=== GIVEN PROBLEM ===
Set out every line of the records below as a Markdown table with two columns, Row and Entry. Number the rows, skip blank lines, and leave out the pictures.

=== GIVEN RECORDS ===
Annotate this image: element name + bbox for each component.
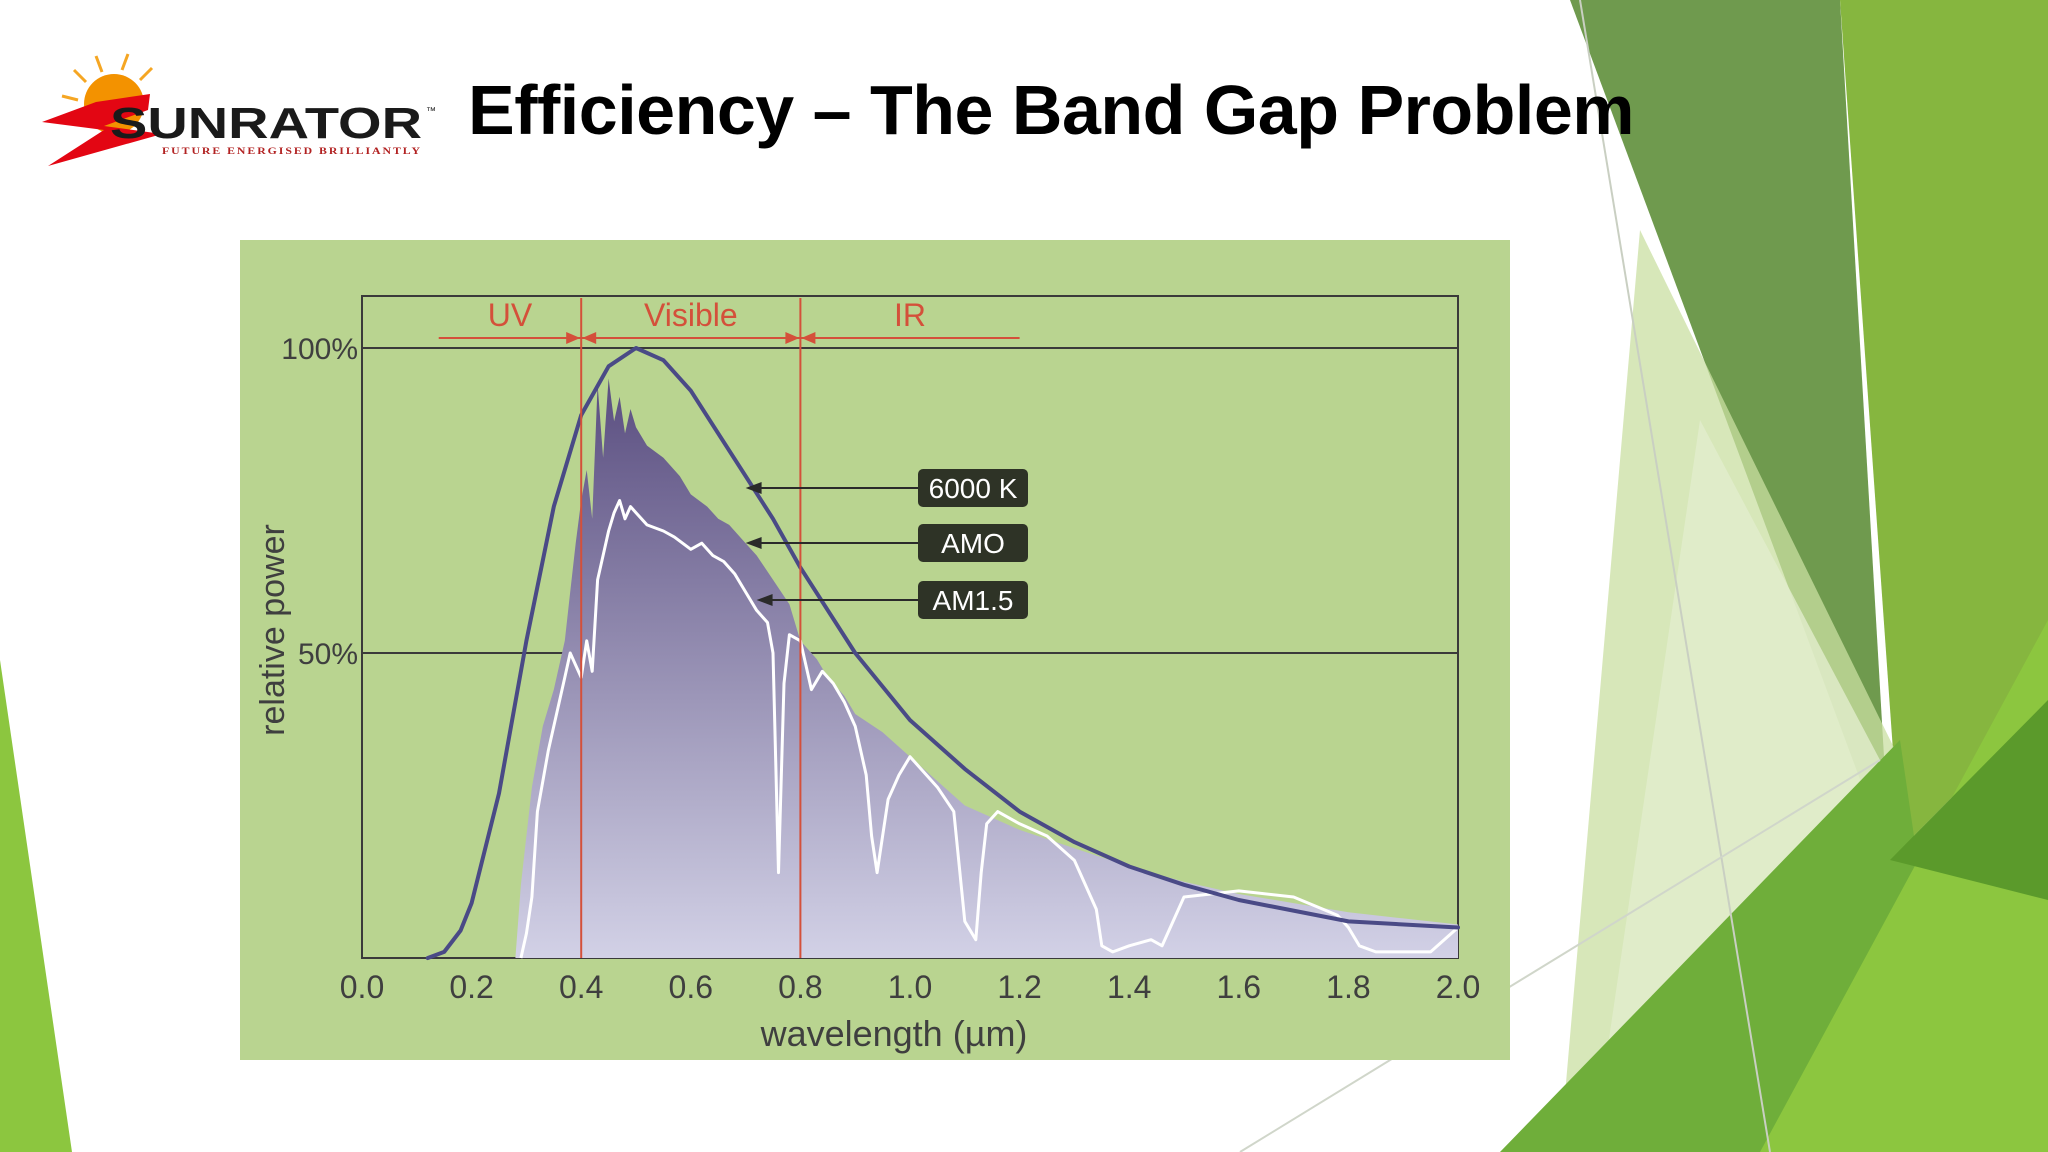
sunrator-logo: SUNRATOR ™ FUTURE ENERGISED BRILLIANTLY [42,53,436,166]
deco-shape-left [0,660,72,1152]
x-tick-label: 0.4 [559,969,603,1005]
region-arrowhead-left-visible [582,332,597,344]
x-tick-label: 1.2 [997,969,1041,1005]
swoosh-s-icon [42,94,162,166]
x-tick-label: 0.0 [340,969,384,1005]
x-tick-label: 2.0 [1436,969,1480,1005]
x-axis-label: wavelength (µm) [760,1013,1028,1054]
region-label-ir: IR [894,297,926,333]
y-tick-label: 100% [281,333,358,366]
region-arrowhead-left-ir [801,332,816,344]
spectrum-chart: UV Visible IR 0.0 0.2 0.4 0.6 0.8 1.0 1.2 1.4 1.6 1… [240,240,1510,1060]
callout-label-amo: AMO [941,528,1005,559]
deco-line-2 [1239,759,1881,1152]
region-arrowhead-right-visible [785,332,800,344]
deco-shape-corner [1890,700,2048,900]
callout-label-am1-5: AM1.5 [933,585,1014,616]
x-tick-label: 1.8 [1326,969,1370,1005]
y-tick-label: 50% [298,638,358,671]
x-tick-label: 1.6 [1217,969,1261,1005]
series-6000k [425,346,1460,960]
callout-box-6000-k [918,469,1028,507]
series-amo [515,378,1458,958]
callout-arrowhead-am1-5 [756,594,773,606]
logo-tagline: FUTURE ENERGISED BRILLIANTLY [162,146,422,156]
callout-label-6000-k: 6000 K [929,473,1018,504]
callout-box-am1-5 [918,581,1028,619]
logo-text: SUNRATOR [110,99,422,148]
y-axis-label: relative power [254,524,292,736]
x-tick-label: 0.6 [669,969,713,1005]
callout-box-amo [918,524,1028,562]
region-label-visible: Visible [644,297,738,333]
x-tick-label: 0.2 [449,969,493,1005]
x-tick-label: 1.0 [888,969,932,1005]
deco-shape-bottom-right [1760,620,2048,1152]
deco-shape-right-pale [1600,420,1880,1100]
logo-trademark: ™ [426,106,436,117]
x-tick-label: 1.4 [1107,969,1151,1005]
slide-title: Efficiency – The Band Gap Problem [468,71,1635,149]
region-label-uv: UV [488,297,533,333]
callout-arrowhead-amo [745,537,762,549]
region-arrowhead-right-uv [566,332,581,344]
sun-rays-icon [61,53,154,102]
callout-arrowhead-6000-k [745,482,762,494]
series-am1-5 [519,499,1459,959]
deco-shape-right-mid [1840,0,2048,850]
deco-line-1 [1579,0,1771,1152]
x-tick-label: 0.8 [778,969,822,1005]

=== EXERCISE RESULT ===
| Row | Entry |
|---|---|
| 1 | Annotate this image: element name + bbox for each component. |
| 2 | sunrator-logo: SUNRATOR ™ FUTURE ENERGISED BRILLIANTLY [42,53,436,166] |
| 3 | deco-shape-left [0,660,72,1152] |
| 4 | x-tick-label: 0.4 [559,969,603,1005] |
| 5 | region-arrowhead-left-visible [582,332,597,344] |
| 6 | x-tick-label: 1.2 [997,969,1041,1005] |
| 7 | swoosh-s-icon [42,94,162,166] |
| 8 | x-tick-label: 0.0 [340,969,384,1005] |
| 9 | x-tick-label: 2.0 [1436,969,1480,1005] |
| 10 | x-axis-label: wavelength (µm) [760,1013,1028,1054] |
| 11 | region-label-ir: IR [894,297,926,333] |
| 12 | y-tick-label: 100% [281,333,358,366] |
| 13 | region-arrowhead-left-ir [801,332,816,344] |
| 14 | spectrum-chart: UV Visible IR 0.0 0.2 0.4 0.6 0.8 1.0 1.2 1.4 1.6 1… [240,240,1510,1060] |
| 15 | callout-label-amo: AMO [941,528,1005,559] |
| 16 | deco-line-2 [1239,759,1881,1152] |
| 17 | region-arrowhead-right-visible [785,332,800,344] |
| 18 | deco-shape-corner [1890,700,2048,900] |
| 19 | callout-label-am1-5: AM1.5 [933,585,1014,616] |
| 20 | x-tick-label: 1.8 [1326,969,1370,1005] |
| 21 | y-tick-label: 50% [298,638,358,671] |
| 22 | x-tick-label: 1.6 [1217,969,1261,1005] |
| 23 | series-6000k [425,346,1460,960] |
| 24 | callout-box-6000-k [918,469,1028,507] |
| 25 | series-amo [515,378,1458,958] |
| 26 | callout-arrowhead-am1-5 [756,594,773,606] |
| 27 | logo-tagline: FUTURE ENERGISED BRILLIANTLY [162,146,422,156] |
| 28 | callout-label-6000-k: 6000 K [929,473,1018,504] |
| 29 | callout-box-am1-5 [918,581,1028,619] |
| 30 | logo-text: SUNRATOR [110,99,422,148] |
| 31 | y-axis-label: relative power [254,524,292,736] |
| 32 | x-tick-label: 0.6 [669,969,713,1005] |
| 33 | callout-box-amo [918,524,1028,562] |
| 34 | region-label-visible: Visible [644,297,738,333] |
| 35 | x-tick-label: 0.2 [449,969,493,1005] |
| 36 | x-tick-label: 1.0 [888,969,932,1005] |
| 37 | deco-shape-bottom-right [1760,620,2048,1152] |
| 38 | deco-shape-right-pale [1600,420,1880,1100] |
| 39 | logo-trademark: ™ [426,106,436,117] |
| 40 | x-tick-label: 1.4 [1107,969,1151,1005] |
| 41 | slide-title: Efficiency – The Band Gap Problem [468,71,1635,149] |
| 42 | region-label-uv: UV [488,297,533,333] |
| 43 | callout-arrowhead-amo [745,537,762,549] |
| 44 | region-arrowhead-right-uv [566,332,581,344] |
| 45 | sun-rays-icon [61,53,154,102] |
| 46 | callout-arrowhead-6000-k [745,482,762,494] |
| 47 | series-am1-5 [519,499,1459,959] |
| 48 | deco-shape-right-mid [1840,0,2048,850] |
| 49 | deco-line-1 [1579,0,1771,1152] |
| 50 | x-tick-label: 0.8 [778,969,822,1005] |